(Collected data)
= = = = =
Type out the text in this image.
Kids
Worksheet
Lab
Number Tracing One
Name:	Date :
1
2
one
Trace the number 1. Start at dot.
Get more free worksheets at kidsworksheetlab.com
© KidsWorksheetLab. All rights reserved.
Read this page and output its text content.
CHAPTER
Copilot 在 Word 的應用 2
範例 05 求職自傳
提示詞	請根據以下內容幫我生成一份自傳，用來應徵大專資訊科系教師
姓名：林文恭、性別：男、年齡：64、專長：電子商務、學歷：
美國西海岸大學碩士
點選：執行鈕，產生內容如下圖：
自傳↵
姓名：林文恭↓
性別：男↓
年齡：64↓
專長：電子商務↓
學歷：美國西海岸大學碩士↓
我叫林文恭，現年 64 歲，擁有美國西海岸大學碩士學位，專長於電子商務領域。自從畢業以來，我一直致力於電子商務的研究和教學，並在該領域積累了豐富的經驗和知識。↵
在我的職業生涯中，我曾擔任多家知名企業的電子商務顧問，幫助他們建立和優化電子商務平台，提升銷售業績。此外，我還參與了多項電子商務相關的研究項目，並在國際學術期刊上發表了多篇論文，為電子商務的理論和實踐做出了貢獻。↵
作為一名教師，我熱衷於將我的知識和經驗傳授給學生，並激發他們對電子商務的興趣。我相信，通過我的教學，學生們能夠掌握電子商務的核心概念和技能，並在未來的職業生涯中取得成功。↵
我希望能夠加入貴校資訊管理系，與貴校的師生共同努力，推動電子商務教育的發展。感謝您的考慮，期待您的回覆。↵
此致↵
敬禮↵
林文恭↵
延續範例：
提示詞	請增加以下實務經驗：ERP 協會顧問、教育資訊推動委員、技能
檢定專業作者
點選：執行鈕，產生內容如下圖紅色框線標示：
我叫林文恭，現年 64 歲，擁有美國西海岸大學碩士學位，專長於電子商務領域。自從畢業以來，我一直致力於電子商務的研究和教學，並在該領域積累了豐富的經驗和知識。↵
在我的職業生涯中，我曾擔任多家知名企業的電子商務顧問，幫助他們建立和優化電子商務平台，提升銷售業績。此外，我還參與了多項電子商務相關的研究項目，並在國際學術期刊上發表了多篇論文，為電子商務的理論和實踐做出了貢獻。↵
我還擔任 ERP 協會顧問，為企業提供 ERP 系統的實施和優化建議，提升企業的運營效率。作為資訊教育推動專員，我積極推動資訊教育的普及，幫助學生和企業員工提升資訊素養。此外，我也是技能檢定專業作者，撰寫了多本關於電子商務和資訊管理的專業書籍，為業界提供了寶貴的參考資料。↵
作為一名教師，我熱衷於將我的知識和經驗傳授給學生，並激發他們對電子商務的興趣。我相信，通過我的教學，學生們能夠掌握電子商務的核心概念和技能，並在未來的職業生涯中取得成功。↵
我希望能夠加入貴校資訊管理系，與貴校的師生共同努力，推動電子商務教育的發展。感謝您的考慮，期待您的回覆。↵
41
= = = = =
Work required: All of the records must be retyped exactly as they are.

Answer for this exercise:
Type out the text in this image.
Kids
Worksheet
Lab
Number Tracing One
Name:	Date :
1
2
one
Trace the number 1. Start at dot.
Get more free worksheets at kidsworksheetlab.com
© KidsWorksheetLab. All rights reserved.
Read this page and output its text content.
CHAPTER
Copilot 在 Word 的應用 2
範例 05 求職自傳
提示詞	請根據以下內容幫我生成一份自傳，用來應徵大專資訊科系教師
姓名：林文恭、性別：男、年齡：64、專長：電子商務、學歷：
美國西海岸大學碩士
點選：執行鈕，產生內容如下圖：
自傳↵
姓名：林文恭↓
性別：男↓
年齡：64↓
專長：電子商務↓
學歷：美國西海岸大學碩士↓
我叫林文恭，現年 64 歲，擁有美國西海岸大學碩士學位，專長於電子商務領域。自從畢業以來，我一直致力於電子商務的研究和教學，並在該領域積累了豐富的經驗和知識。↵
在我的職業生涯中，我曾擔任多家知名企業的電子商務顧問，幫助他們建立和優化電子商務平台，提升銷售業績。此外，我還參與了多項電子商務相關的研究項目，並在國際學術期刊上發表了多篇論文，為電子商務的理論和實踐做出了貢獻。↵
作為一名教師，我熱衷於將我的知識和經驗傳授給學生，並激發他們對電子商務的興趣。我相信，通過我的教學，學生們能夠掌握電子商務的核心概念和技能，並在未來的職業生涯中取得成功。↵
我希望能夠加入貴校資訊管理系，與貴校的師生共同努力，推動電子商務教育的發展。感謝您的考慮，期待您的回覆。↵
此致↵
敬禮↵
林文恭↵
延續範例：
提示詞	請增加以下實務經驗：ERP 協會顧問、教育資訊推動委員、技能
檢定專業作者
點選：執行鈕，產生內容如下圖紅色框線標示：
我叫林文恭，現年 64 歲，擁有美國西海岸大學碩士學位，專長於電子商務領域。自從畢業以來，我一直致力於電子商務的研究和教學，並在該領域積累了豐富的經驗和知識。↵
在我的職業生涯中，我曾擔任多家知名企業的電子商務顧問，幫助他們建立和優化電子商務平台，提升銷售業績。此外，我還參與了多項電子商務相關的研究項目，並在國際學術期刊上發表了多篇論文，為電子商務的理論和實踐做出了貢獻。↵
我還擔任 ERP 協會顧問，為企業提供 ERP 系統的實施和優化建議，提升企業的運營效率。作為資訊教育推動專員，我積極推動資訊教育的普及，幫助學生和企業員工提升資訊素養。此外，我也是技能檢定專業作者，撰寫了多本關於電子商務和資訊管理的專業書籍，為業界提供了寶貴的參考資料。↵
作為一名教師，我熱衷於將我的知識和經驗傳授給學生，並激發他們對電子商務的興趣。我相信，通過我的教學，學生們能夠掌握電子商務的核心概念和技能，並在未來的職業生涯中取得成功。↵
我希望能夠加入貴校資訊管理系，與貴校的師生共同努力，推動電子商務教育的發展。感謝您的考慮，期待您的回覆。↵
41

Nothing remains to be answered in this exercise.